=== Problem to solve ===
Omit the images. Copy each entry word for word.

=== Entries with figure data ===
══════════

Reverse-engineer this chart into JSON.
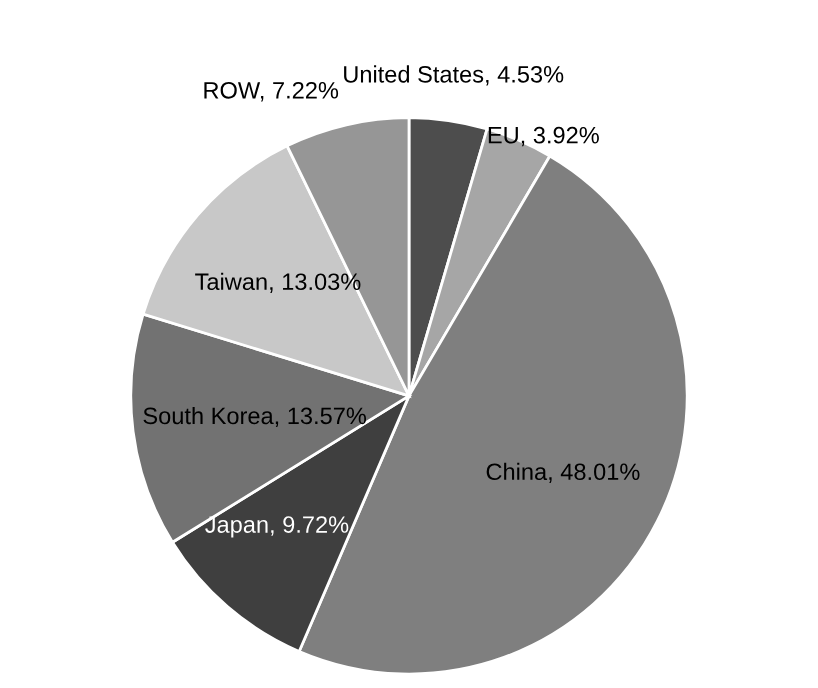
{
  "chart_data": {
    "type": "pie",
    "categories": [
      "United States",
      "EU",
      "China",
      "Japan",
      "South Korea",
      "Taiwan",
      "ROW"
    ],
    "values": [
      4.53,
      3.92,
      48.01,
      9.72,
      13.57,
      13.03,
      7.22
    ],
    "colors": [
      "#4d4d4d",
      "#a6a6a6",
      "#7f7f7f",
      "#3f3f3f",
      "#727272",
      "#c8c8c8",
      "#969696"
    ],
    "value_labels": [
      "4.53%",
      "3.92%",
      "48.01%",
      "9.72%",
      "13.57%",
      "13.03%",
      "7.22%"
    ]
  }
}
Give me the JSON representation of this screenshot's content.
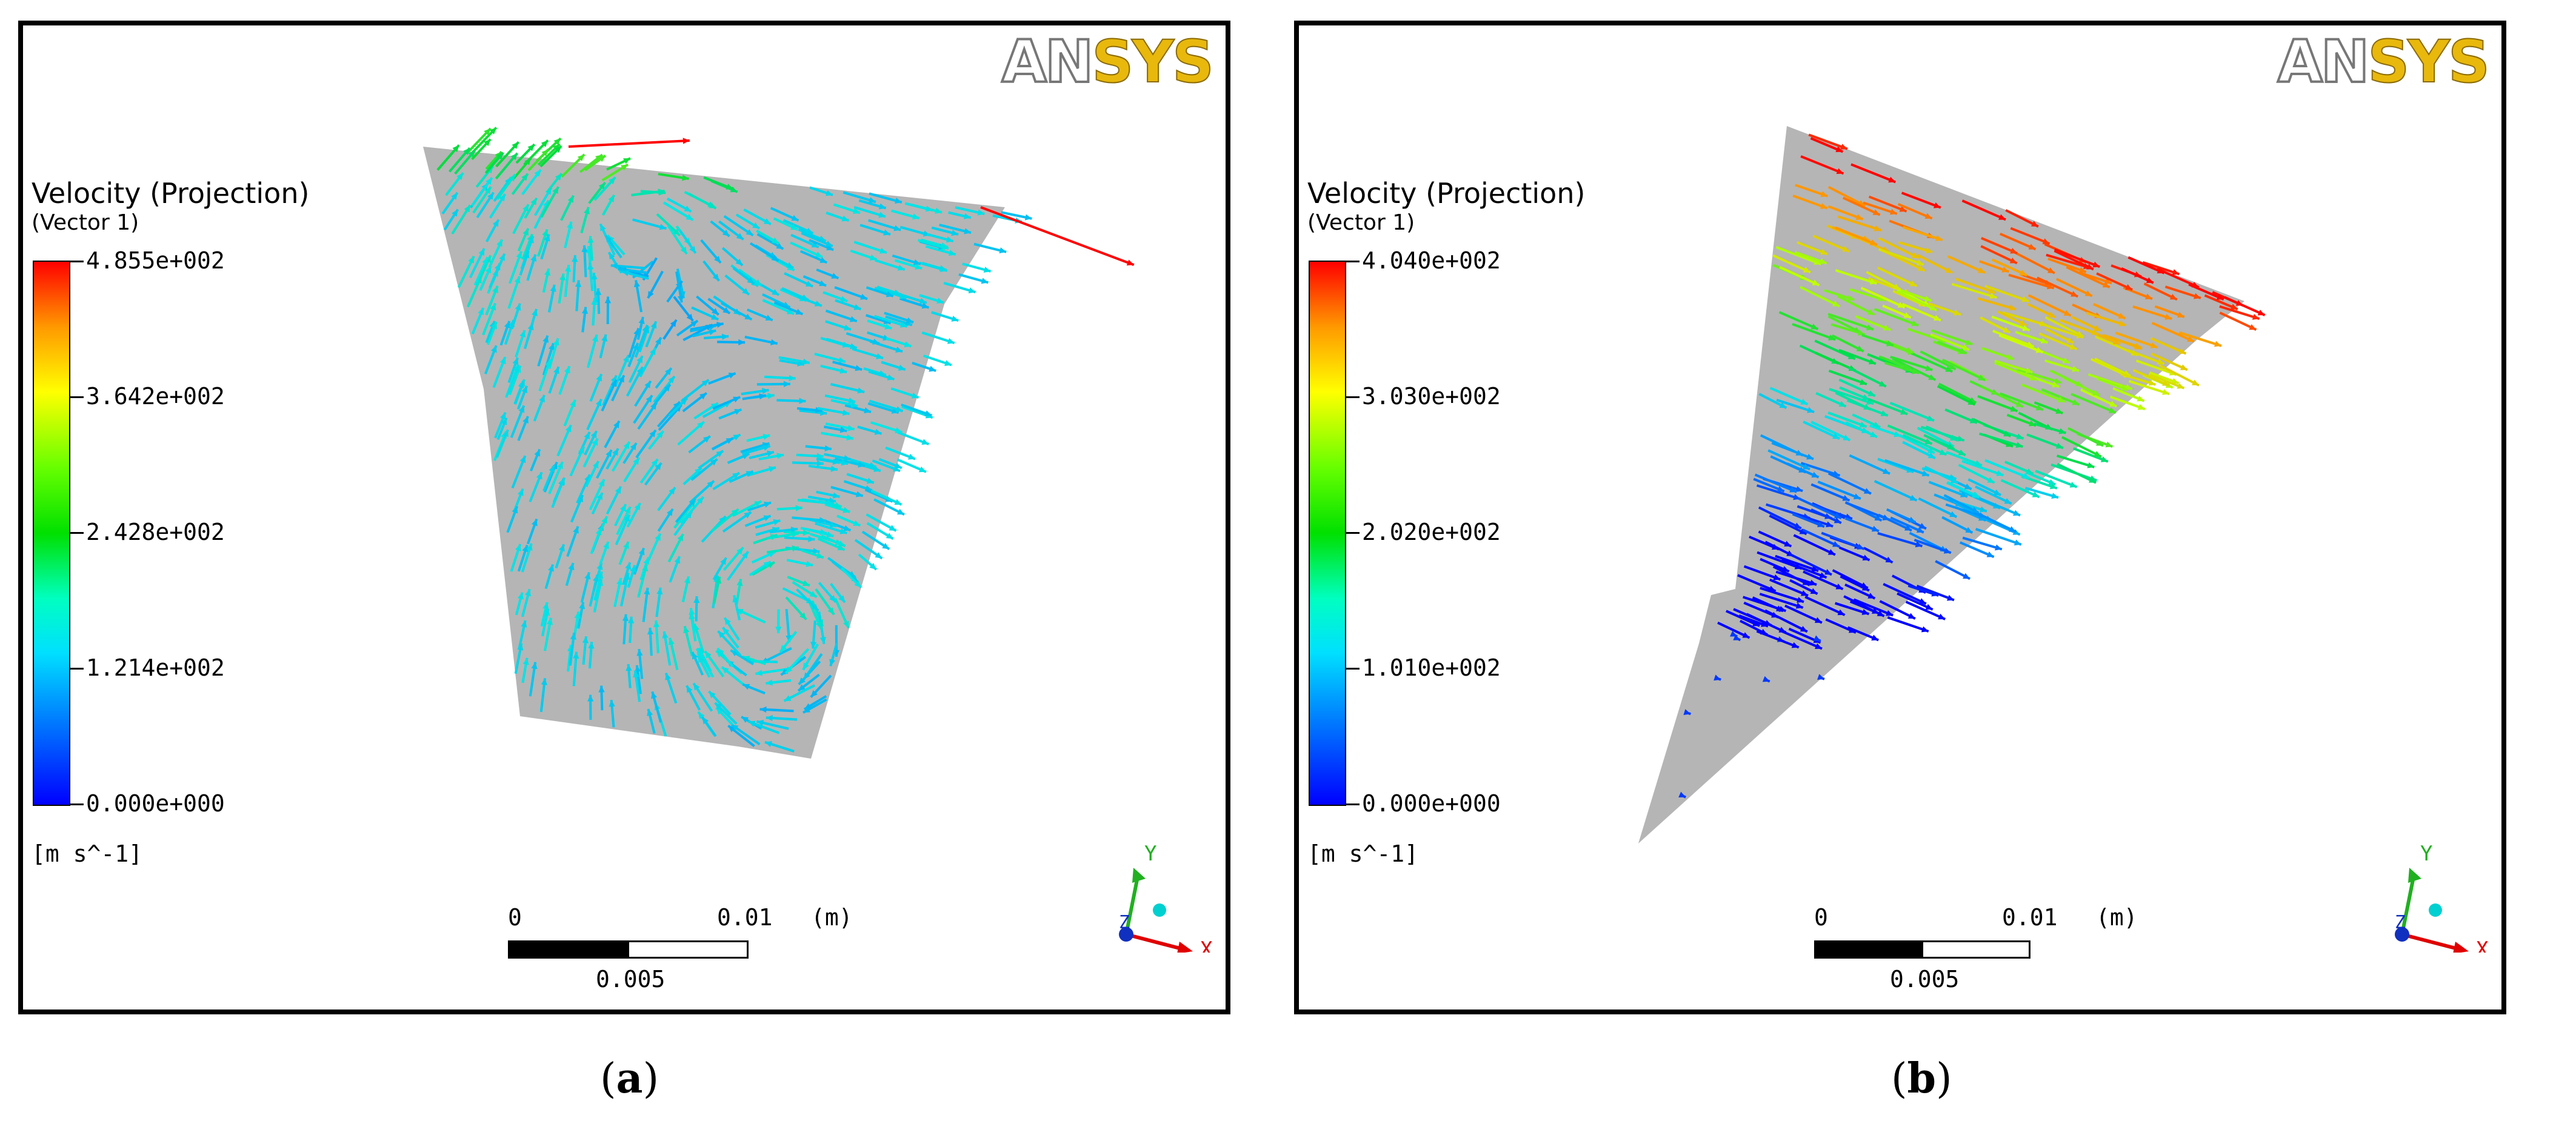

══════════

=== Written solution ===
Reverse-engineer this chart into JSON.
{
  "chart_data": {
    "type": "pie",
    "categories": [
      "United States",
      "EU",
      "China",
      "Japan",
      "South Korea",
      "Taiwan",
      "ROW"
    ],
    "values": [
      4.53,
      3.92,
      48.01,
      9.72,
      13.57,
      13.03,
      7.22
    ],
    "colors": [
      "#4d4d4d",
      "#a6a6a6",
      "#7f7f7f",
      "#3f3f3f",
      "#727272",
      "#c8c8c8",
      "#969696"
    ],
    "value_labels": [
      "4.53%",
      "3.92%",
      "48.01%",
      "9.72%",
      "13.57%",
      "13.03%",
      "7.22%"
    ]
  }
}
Give me the JSON representation of this screenshot's content.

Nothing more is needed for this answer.